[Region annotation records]
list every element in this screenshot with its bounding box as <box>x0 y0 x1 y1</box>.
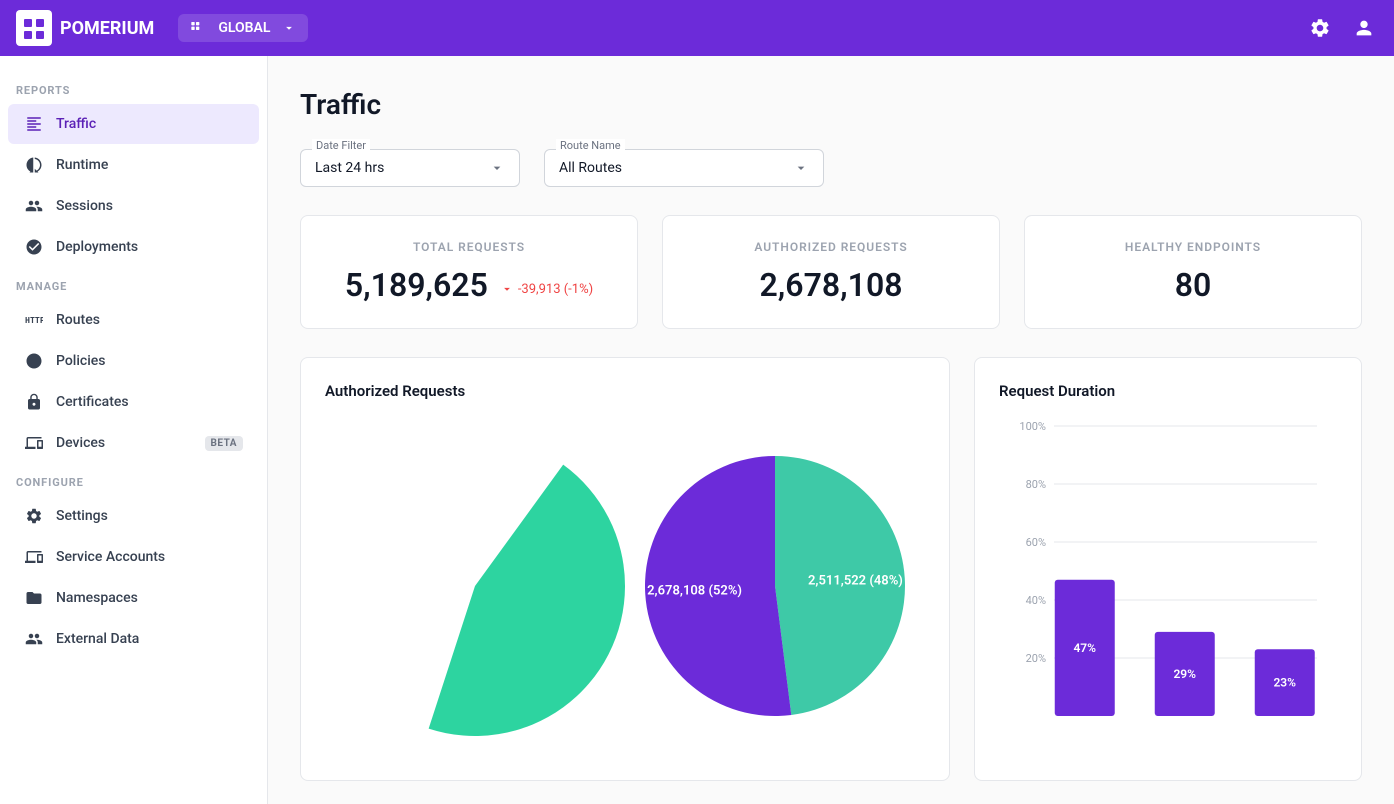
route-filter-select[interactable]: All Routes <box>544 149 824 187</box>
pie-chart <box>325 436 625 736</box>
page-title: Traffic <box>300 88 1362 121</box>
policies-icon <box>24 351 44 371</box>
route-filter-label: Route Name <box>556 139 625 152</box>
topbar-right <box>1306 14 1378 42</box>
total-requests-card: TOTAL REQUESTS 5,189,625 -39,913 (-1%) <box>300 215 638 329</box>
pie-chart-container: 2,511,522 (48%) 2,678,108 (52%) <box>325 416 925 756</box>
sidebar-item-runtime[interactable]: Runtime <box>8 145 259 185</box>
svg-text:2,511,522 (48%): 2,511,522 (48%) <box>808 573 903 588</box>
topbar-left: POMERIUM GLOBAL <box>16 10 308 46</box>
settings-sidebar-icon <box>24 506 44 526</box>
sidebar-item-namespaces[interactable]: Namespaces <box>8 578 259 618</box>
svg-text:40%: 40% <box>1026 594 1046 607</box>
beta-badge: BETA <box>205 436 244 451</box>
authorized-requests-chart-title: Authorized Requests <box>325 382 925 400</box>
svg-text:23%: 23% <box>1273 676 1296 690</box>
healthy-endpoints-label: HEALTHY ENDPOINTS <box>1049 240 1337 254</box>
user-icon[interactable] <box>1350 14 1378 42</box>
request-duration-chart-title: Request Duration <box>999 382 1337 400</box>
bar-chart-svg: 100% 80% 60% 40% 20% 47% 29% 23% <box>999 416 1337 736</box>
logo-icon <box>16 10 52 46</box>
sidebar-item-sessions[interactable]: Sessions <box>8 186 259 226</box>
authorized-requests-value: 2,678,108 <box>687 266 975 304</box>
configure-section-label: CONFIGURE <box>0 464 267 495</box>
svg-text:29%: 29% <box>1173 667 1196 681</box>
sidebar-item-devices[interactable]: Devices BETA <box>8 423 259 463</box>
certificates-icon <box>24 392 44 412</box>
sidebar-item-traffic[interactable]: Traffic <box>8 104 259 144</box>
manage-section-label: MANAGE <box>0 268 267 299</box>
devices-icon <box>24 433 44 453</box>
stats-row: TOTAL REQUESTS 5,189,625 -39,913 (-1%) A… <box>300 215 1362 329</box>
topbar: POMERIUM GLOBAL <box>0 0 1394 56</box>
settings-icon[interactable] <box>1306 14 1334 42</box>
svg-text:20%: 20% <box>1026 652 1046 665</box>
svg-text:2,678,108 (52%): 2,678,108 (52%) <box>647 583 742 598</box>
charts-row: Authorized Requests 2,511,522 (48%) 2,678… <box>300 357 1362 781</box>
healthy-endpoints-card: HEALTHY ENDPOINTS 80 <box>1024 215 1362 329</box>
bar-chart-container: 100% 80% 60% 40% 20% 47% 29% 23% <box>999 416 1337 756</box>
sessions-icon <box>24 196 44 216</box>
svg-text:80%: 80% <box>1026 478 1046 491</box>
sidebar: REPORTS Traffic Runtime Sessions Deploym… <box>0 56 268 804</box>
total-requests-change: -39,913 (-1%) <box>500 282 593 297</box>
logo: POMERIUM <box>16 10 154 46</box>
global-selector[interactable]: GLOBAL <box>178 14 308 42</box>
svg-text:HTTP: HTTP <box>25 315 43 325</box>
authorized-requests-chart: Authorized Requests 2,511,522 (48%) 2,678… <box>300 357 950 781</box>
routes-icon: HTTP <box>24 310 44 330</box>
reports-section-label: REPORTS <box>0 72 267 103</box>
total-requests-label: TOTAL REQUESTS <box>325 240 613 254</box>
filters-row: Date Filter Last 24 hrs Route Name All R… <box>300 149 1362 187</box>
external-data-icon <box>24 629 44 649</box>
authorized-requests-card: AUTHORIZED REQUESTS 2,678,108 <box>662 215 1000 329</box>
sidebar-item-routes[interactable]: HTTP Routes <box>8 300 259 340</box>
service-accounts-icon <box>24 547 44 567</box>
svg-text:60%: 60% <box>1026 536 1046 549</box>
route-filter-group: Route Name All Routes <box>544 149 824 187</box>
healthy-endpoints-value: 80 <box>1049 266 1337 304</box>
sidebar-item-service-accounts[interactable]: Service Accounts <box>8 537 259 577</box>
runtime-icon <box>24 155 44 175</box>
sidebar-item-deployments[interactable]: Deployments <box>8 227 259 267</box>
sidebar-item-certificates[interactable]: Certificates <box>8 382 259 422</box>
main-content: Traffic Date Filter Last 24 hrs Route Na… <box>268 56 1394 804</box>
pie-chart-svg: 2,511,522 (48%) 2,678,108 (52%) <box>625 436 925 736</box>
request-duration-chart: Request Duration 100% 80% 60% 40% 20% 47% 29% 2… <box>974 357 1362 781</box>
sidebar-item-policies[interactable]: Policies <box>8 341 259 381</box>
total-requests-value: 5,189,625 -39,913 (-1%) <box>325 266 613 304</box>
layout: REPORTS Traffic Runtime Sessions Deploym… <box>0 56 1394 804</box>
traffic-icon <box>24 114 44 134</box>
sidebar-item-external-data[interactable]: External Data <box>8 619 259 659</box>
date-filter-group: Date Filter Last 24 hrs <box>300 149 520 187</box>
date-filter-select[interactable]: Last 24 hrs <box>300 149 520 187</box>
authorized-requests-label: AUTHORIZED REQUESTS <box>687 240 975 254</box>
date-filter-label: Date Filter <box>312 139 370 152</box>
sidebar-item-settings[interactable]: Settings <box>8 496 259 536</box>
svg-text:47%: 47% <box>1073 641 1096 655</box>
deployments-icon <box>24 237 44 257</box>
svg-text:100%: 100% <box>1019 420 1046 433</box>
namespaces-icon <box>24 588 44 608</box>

--

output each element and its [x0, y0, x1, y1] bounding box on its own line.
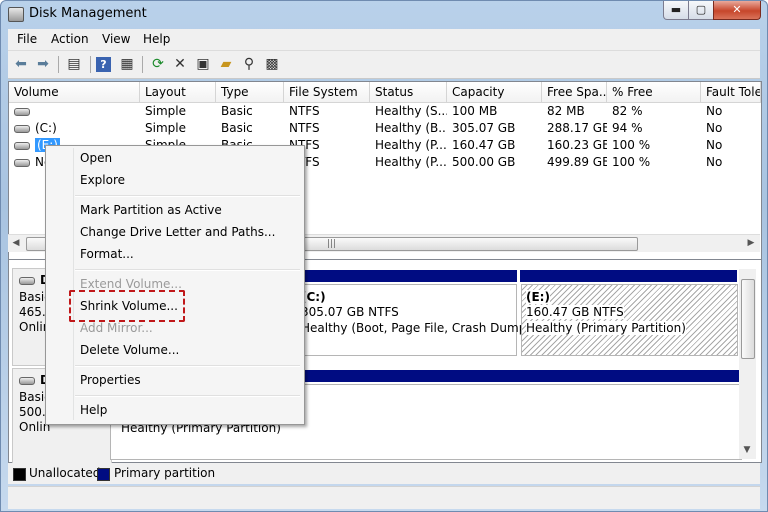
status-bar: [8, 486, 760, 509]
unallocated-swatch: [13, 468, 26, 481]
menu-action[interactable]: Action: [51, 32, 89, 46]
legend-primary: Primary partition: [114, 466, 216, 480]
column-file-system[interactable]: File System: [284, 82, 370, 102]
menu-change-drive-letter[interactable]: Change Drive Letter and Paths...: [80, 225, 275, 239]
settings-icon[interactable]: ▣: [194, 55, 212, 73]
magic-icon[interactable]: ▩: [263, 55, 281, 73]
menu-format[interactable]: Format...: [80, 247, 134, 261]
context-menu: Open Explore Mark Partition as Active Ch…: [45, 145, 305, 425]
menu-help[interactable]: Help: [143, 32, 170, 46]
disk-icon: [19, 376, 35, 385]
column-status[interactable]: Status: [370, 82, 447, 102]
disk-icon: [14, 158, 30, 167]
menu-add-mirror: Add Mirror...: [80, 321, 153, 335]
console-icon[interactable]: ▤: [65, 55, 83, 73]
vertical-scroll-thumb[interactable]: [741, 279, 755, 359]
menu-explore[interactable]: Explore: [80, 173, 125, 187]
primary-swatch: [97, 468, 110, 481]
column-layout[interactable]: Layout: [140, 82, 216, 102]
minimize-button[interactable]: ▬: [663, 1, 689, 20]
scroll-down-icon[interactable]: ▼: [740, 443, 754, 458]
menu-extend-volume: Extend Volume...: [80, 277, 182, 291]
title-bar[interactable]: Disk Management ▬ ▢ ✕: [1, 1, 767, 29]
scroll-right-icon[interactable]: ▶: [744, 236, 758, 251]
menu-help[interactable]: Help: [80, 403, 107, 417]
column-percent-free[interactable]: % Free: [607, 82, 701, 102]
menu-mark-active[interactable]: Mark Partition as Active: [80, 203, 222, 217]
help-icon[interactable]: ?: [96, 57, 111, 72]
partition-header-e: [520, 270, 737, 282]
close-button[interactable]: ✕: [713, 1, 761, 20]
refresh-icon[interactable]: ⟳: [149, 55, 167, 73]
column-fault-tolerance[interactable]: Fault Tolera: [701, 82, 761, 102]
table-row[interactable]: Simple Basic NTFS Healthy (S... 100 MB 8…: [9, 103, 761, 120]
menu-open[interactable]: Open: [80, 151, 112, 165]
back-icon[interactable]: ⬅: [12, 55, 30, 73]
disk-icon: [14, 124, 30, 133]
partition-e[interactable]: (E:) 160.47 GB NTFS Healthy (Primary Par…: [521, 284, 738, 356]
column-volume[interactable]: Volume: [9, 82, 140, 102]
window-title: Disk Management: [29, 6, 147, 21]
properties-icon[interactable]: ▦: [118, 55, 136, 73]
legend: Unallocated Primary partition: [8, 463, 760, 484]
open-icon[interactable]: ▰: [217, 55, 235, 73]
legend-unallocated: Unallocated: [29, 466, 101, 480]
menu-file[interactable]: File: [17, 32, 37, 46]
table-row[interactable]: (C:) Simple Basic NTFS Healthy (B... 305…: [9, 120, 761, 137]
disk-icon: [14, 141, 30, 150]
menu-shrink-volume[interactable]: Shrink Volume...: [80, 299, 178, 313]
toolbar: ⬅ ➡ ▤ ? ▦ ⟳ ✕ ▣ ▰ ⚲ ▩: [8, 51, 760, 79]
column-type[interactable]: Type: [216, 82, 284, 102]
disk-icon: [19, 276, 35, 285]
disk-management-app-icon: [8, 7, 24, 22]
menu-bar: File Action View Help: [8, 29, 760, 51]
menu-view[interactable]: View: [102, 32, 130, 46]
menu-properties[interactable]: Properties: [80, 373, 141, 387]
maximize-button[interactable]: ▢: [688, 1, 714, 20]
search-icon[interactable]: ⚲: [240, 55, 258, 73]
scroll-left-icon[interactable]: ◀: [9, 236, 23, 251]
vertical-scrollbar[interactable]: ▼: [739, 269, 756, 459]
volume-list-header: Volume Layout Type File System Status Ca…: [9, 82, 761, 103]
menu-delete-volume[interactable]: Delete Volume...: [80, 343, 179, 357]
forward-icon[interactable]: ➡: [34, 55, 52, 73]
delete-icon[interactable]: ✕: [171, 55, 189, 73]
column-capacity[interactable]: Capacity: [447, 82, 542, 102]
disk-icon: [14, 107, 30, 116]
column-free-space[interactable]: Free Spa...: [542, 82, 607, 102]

...

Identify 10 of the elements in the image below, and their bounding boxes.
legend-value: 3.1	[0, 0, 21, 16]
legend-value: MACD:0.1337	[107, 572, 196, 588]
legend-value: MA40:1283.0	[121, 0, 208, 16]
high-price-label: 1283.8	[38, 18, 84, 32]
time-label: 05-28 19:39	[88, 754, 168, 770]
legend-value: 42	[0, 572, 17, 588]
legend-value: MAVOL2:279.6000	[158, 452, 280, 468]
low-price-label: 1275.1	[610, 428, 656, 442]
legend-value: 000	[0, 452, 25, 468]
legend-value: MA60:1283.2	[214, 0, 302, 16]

— Task to carry out —
Arrange the listing lines from the line with "route-filter-select[interactable]: All Routes" to the line with "healthy-endpoints-label: HEALTHY ENDPOINTS" as a JSON list of strings, one string per line, with blank lines left out.

— Solution to this task —
[
  "route-filter-select[interactable]: All Routes <box>544 149 824 187</box>",
  "pie-chart <box>325 436 625 736</box>",
  "page-title: Traffic <box>300 88 1362 121</box>",
  "policies-icon <box>24 351 44 371</box>",
  "route-filter-label: Route Name <box>556 139 625 152</box>",
  "topbar-right <box>1306 14 1378 42</box>",
  "total-requests-card: TOTAL REQUESTS 5,189,625 -39,913 (-1%) <box>300 215 638 329</box>",
  "pie-chart-container: 2,511,522 (48%) 2,678,108 (52%) <box>325 416 925 756</box>",
  "sidebar-item-runtime[interactable]: Runtime <box>8 145 259 185</box>",
  "svg-text:2,511,522 (48%): 2,511,522 (48%) <box>808 573 903 588</box>",
  "topbar-left: POMERIUM GLOBAL <box>16 10 308 46</box>",
  "settings-sidebar-icon <box>24 506 44 526</box>",
  "sidebar-item-namespaces[interactable]: Namespaces <box>8 578 259 618</box>",
  "svg-text:40%: 40% <box>1026 594 1046 607</box>",
  "beta-badge: BETA <box>205 436 244 451</box>",
  "authorized-requests-chart-title: Authorized Requests <box>325 382 925 400</box>",
  "svg-text:23%: 23% <box>1273 676 1296 690</box>",
  "healthy-endpoints-label: HEALTHY ENDPOINTS <box>1049 240 1337 254</box>"
]